- **Problem details**: Emit only the lines from the line containing "Transcribe the text in this document." through the last line of the entries, unchanged.

Data entries:
** begin **
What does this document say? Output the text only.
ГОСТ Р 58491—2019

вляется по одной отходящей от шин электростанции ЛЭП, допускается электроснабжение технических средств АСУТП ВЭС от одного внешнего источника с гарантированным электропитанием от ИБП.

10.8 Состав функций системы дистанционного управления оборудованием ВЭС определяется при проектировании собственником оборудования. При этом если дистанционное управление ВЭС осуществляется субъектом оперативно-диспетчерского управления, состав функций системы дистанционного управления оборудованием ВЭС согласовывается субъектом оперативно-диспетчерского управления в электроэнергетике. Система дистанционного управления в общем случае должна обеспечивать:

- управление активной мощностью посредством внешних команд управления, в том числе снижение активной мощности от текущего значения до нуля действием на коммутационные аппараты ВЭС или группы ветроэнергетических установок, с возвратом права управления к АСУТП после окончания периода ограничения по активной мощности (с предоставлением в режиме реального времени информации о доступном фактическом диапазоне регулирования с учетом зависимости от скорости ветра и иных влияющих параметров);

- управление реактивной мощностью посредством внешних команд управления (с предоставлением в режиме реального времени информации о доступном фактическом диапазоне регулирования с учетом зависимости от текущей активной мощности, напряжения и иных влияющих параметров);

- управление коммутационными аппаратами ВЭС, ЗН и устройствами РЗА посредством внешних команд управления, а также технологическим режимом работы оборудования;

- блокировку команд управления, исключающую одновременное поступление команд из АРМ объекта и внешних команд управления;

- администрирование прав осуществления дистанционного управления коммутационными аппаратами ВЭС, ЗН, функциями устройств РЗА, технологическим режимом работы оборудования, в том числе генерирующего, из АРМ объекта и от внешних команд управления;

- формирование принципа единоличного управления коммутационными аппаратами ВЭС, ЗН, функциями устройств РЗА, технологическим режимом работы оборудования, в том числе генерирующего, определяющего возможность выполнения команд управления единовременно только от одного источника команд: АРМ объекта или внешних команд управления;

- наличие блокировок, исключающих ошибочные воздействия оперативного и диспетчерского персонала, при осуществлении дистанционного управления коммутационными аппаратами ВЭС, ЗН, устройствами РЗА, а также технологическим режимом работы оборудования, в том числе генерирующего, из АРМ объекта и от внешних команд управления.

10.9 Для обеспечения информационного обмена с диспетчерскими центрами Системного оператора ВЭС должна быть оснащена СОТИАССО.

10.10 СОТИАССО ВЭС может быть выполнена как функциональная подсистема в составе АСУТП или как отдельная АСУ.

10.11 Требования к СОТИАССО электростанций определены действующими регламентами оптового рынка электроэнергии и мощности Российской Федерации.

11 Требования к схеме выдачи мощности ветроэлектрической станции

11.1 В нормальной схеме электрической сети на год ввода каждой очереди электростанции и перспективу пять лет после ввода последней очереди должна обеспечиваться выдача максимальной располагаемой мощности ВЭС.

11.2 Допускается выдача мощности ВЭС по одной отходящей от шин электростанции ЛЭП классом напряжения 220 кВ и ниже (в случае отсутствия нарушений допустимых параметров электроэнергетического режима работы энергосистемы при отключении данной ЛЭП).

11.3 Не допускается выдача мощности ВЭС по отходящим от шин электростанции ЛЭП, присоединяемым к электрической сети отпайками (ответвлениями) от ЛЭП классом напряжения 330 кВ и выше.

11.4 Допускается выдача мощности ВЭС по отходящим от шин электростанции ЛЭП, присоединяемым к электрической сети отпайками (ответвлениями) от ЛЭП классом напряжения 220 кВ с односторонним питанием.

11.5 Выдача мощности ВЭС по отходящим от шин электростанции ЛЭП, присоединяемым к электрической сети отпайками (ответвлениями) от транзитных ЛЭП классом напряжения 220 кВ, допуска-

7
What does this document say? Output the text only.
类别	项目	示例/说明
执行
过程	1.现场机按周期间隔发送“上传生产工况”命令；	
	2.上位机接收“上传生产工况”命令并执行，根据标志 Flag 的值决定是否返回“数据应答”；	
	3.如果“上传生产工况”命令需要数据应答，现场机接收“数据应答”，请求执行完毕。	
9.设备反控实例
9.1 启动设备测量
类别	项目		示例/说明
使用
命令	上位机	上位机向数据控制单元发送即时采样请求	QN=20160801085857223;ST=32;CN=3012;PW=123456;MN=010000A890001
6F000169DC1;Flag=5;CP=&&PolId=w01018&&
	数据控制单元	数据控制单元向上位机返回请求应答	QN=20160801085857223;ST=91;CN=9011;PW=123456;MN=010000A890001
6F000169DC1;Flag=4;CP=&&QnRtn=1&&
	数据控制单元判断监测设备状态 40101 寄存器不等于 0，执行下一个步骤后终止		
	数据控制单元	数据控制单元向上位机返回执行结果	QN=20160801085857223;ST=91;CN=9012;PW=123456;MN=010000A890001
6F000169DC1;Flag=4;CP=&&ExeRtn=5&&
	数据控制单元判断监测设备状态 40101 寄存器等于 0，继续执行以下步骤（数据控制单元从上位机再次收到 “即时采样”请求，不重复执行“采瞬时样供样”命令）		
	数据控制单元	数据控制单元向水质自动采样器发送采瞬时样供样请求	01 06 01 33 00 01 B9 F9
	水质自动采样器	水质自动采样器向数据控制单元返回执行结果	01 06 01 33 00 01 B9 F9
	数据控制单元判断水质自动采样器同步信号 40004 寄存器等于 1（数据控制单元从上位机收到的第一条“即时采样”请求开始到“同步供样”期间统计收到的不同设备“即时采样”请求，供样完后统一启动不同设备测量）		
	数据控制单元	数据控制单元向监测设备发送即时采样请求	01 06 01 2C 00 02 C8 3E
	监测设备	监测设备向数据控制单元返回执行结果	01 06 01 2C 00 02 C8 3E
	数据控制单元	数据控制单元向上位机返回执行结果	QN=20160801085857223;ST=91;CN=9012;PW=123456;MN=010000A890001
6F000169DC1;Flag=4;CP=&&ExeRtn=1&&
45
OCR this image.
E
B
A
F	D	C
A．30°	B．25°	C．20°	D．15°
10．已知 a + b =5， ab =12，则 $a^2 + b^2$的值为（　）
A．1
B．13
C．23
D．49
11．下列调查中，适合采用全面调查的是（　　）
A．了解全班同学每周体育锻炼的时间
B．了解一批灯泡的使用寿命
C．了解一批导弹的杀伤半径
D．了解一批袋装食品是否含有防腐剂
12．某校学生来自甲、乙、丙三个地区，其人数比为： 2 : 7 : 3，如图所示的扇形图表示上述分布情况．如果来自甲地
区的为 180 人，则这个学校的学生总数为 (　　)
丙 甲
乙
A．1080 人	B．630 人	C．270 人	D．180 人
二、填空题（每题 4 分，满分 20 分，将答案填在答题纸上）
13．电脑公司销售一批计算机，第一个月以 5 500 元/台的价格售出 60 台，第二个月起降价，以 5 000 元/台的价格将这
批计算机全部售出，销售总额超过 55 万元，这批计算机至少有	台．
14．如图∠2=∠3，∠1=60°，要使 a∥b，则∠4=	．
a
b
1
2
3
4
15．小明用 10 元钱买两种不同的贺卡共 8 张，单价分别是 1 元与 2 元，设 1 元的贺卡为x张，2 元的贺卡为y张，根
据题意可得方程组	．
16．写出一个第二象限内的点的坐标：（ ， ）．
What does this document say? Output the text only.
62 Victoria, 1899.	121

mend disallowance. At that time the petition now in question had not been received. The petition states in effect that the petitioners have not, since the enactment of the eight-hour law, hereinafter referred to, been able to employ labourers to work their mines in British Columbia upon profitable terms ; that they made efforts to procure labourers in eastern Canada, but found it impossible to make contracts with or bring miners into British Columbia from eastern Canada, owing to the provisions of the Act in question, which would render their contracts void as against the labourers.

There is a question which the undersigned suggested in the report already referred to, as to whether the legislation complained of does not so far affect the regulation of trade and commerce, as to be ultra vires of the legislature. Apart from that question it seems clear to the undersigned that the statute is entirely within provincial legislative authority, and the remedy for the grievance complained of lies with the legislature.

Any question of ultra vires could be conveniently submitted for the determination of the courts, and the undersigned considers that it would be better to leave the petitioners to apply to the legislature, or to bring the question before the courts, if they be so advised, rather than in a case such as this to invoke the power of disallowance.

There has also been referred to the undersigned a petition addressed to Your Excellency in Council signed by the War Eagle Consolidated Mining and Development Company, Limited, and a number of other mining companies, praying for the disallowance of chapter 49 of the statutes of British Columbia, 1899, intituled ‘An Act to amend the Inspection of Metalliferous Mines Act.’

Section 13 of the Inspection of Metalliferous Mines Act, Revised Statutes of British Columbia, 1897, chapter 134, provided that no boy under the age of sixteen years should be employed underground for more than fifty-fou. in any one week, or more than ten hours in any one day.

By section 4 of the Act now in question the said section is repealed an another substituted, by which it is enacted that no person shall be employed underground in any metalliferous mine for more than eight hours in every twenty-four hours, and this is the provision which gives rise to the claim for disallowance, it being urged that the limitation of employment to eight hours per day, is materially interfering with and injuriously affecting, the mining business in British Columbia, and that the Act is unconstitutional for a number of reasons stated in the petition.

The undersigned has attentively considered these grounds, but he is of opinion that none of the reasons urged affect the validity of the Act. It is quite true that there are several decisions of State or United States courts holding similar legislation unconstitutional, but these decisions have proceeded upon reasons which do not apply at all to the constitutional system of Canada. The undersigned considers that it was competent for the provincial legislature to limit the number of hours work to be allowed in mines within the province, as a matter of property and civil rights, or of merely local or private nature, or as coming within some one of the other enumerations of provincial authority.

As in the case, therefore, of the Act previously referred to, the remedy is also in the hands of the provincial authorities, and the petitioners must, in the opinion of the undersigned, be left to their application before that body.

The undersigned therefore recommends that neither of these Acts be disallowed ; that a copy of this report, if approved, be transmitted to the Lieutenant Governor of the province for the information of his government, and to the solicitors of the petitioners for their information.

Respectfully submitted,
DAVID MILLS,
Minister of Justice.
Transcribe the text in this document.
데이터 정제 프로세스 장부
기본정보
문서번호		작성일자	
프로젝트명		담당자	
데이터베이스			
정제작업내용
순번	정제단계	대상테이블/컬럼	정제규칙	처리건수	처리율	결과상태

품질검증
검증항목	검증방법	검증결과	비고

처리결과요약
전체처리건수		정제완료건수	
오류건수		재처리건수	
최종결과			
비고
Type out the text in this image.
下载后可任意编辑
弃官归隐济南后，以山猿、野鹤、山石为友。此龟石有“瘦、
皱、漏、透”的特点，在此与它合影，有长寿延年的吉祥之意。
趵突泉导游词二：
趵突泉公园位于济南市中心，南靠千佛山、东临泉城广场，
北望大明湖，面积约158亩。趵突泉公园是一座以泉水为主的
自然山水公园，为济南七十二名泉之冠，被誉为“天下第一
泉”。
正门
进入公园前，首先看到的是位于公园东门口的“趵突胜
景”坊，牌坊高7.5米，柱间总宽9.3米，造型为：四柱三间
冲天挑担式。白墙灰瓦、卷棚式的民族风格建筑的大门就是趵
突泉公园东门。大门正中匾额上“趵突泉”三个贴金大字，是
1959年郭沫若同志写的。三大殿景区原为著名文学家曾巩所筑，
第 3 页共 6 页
** end **
- **Exercise response**:
Transcribe the text in this document.
데이터 정제 프로세스 장부
기본정보
문서번호		작성일자	
프로젝트명		담당자	
데이터베이스			
정제작업내용
순번	정제단계	대상테이블/컬럼	정제규칙	처리건수	처리율	결과상태

품질검증
검증항목	검증방법	검증결과	비고

처리결과요약
전체처리건수		정제완료건수	
오류건수		재처리건수	
최종결과			
비고
Type out the text in this image.
下载后可任意编辑
弃官归隐济南后，以山猿、野鹤、山石为友。此龟石有“瘦、
皱、漏、透”的特点，在此与它合影，有长寿延年的吉祥之意。
趵突泉导游词二：
趵突泉公园位于济南市中心，南靠千佛山、东临泉城广场，
北望大明湖，面积约158亩。趵突泉公园是一座以泉水为主的
自然山水公园，为济南七十二名泉之冠，被誉为“天下第一
泉”。
正门
进入公园前，首先看到的是位于公园东门口的“趵突胜
景”坊，牌坊高7.5米，柱间总宽9.3米，造型为：四柱三间
冲天挑担式。白墙灰瓦、卷棚式的民族风格建筑的大门就是趵
突泉公园东门。大门正中匾额上“趵突泉”三个贴金大字，是
1959年郭沫若同志写的。三大殿景区原为著名文学家曾巩所筑，
第 3 页共 6 页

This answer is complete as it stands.